Single out each line with the word "JSON" and copy it.

== EXCERPTED DATA ==
##############################

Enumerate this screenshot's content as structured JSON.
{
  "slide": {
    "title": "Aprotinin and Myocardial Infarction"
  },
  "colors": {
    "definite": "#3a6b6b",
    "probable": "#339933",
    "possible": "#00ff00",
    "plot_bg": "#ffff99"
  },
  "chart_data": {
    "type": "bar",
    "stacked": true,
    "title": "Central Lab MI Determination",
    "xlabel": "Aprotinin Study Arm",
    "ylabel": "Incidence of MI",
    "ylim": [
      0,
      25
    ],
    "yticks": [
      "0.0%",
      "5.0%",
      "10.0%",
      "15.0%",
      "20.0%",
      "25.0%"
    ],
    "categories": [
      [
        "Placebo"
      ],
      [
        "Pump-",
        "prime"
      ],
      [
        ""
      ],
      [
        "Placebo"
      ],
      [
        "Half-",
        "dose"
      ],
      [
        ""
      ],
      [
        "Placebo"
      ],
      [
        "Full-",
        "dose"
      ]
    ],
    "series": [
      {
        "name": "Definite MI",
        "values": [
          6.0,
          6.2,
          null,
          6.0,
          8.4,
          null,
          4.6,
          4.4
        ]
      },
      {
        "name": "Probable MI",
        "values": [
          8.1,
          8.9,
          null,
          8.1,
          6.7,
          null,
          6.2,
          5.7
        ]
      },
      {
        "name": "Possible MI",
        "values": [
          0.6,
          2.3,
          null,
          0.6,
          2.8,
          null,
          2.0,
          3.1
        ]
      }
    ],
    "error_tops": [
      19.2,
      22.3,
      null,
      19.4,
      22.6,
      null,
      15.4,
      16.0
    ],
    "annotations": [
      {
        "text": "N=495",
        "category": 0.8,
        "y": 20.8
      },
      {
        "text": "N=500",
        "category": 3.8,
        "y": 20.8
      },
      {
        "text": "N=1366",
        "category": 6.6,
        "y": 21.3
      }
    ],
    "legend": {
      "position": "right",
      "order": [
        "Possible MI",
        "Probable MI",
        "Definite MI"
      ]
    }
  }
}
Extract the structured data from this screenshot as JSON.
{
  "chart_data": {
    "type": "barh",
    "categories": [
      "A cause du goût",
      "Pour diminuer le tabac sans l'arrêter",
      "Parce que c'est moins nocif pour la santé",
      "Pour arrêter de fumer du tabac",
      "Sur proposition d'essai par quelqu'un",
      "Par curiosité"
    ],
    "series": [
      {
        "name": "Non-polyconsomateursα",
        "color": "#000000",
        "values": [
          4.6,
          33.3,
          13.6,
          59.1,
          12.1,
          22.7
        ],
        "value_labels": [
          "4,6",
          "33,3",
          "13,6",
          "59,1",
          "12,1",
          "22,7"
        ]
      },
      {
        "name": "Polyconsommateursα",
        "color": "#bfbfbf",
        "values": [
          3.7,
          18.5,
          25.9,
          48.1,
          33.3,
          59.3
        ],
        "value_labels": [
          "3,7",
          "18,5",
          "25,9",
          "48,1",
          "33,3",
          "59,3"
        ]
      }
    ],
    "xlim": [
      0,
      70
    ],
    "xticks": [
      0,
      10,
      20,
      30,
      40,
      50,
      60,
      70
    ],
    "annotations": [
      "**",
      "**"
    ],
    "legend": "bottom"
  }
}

##############################

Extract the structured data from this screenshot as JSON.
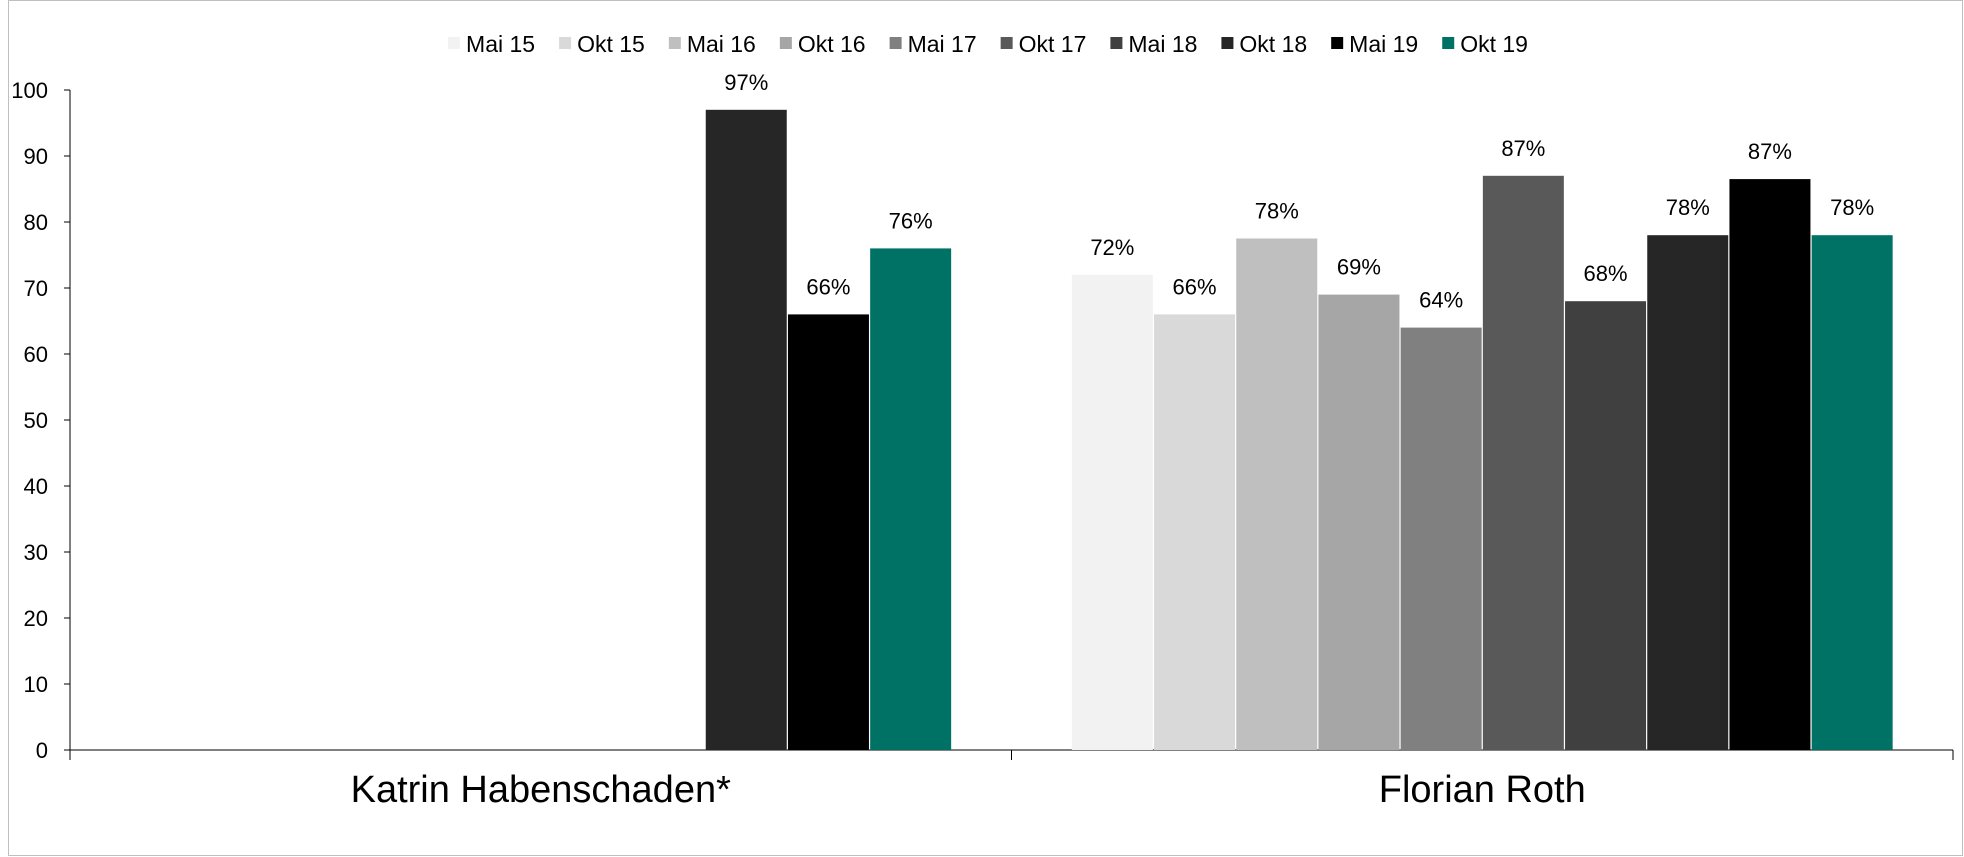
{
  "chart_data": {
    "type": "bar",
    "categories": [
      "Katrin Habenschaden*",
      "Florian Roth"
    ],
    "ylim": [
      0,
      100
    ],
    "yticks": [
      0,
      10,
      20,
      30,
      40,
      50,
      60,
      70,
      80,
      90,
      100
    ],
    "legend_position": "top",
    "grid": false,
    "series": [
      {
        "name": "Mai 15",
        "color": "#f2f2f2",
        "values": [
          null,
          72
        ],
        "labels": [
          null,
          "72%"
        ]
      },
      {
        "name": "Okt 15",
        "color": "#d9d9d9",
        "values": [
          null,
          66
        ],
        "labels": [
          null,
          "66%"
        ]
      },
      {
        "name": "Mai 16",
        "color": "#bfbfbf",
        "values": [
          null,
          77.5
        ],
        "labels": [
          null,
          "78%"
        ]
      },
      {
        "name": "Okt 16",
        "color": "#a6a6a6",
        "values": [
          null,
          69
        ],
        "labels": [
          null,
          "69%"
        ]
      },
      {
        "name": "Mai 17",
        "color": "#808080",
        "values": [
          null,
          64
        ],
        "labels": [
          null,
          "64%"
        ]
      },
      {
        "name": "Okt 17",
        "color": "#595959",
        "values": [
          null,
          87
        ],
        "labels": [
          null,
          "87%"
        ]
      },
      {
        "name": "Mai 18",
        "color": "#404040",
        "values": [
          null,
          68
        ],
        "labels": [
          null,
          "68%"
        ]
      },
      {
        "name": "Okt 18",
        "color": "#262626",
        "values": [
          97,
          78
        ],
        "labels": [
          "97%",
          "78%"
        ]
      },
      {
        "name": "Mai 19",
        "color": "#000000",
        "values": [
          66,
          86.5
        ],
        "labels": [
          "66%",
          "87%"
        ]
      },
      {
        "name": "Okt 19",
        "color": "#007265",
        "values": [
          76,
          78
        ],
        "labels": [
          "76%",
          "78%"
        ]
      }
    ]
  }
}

##############################

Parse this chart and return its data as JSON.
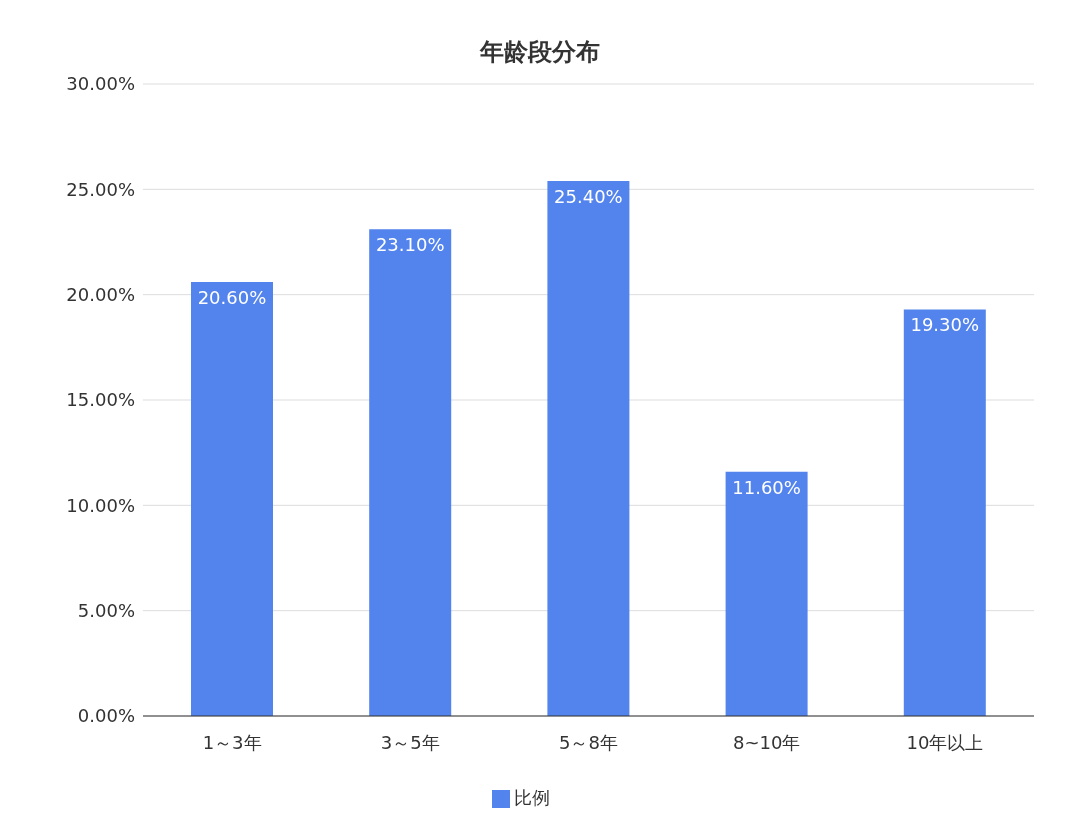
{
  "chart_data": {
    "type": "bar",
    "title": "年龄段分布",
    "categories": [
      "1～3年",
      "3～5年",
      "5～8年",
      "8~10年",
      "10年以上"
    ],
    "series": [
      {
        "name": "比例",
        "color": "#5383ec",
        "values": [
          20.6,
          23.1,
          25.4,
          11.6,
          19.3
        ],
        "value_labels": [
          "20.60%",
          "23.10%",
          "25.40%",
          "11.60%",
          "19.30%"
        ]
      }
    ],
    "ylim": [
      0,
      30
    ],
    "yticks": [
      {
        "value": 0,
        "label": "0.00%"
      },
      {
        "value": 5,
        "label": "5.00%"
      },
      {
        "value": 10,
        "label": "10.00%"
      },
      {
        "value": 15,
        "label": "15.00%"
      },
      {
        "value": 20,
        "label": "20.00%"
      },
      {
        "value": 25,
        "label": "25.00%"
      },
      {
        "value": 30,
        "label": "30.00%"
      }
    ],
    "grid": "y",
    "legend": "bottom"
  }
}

##############################

== RESULT ==
Enumerate this screenshot's content as structured JSON.
Extract the structured data from this screenshot as JSON.
Extract the structured data from this screenshot as JSON.
Parse this chart and return its data as JSON.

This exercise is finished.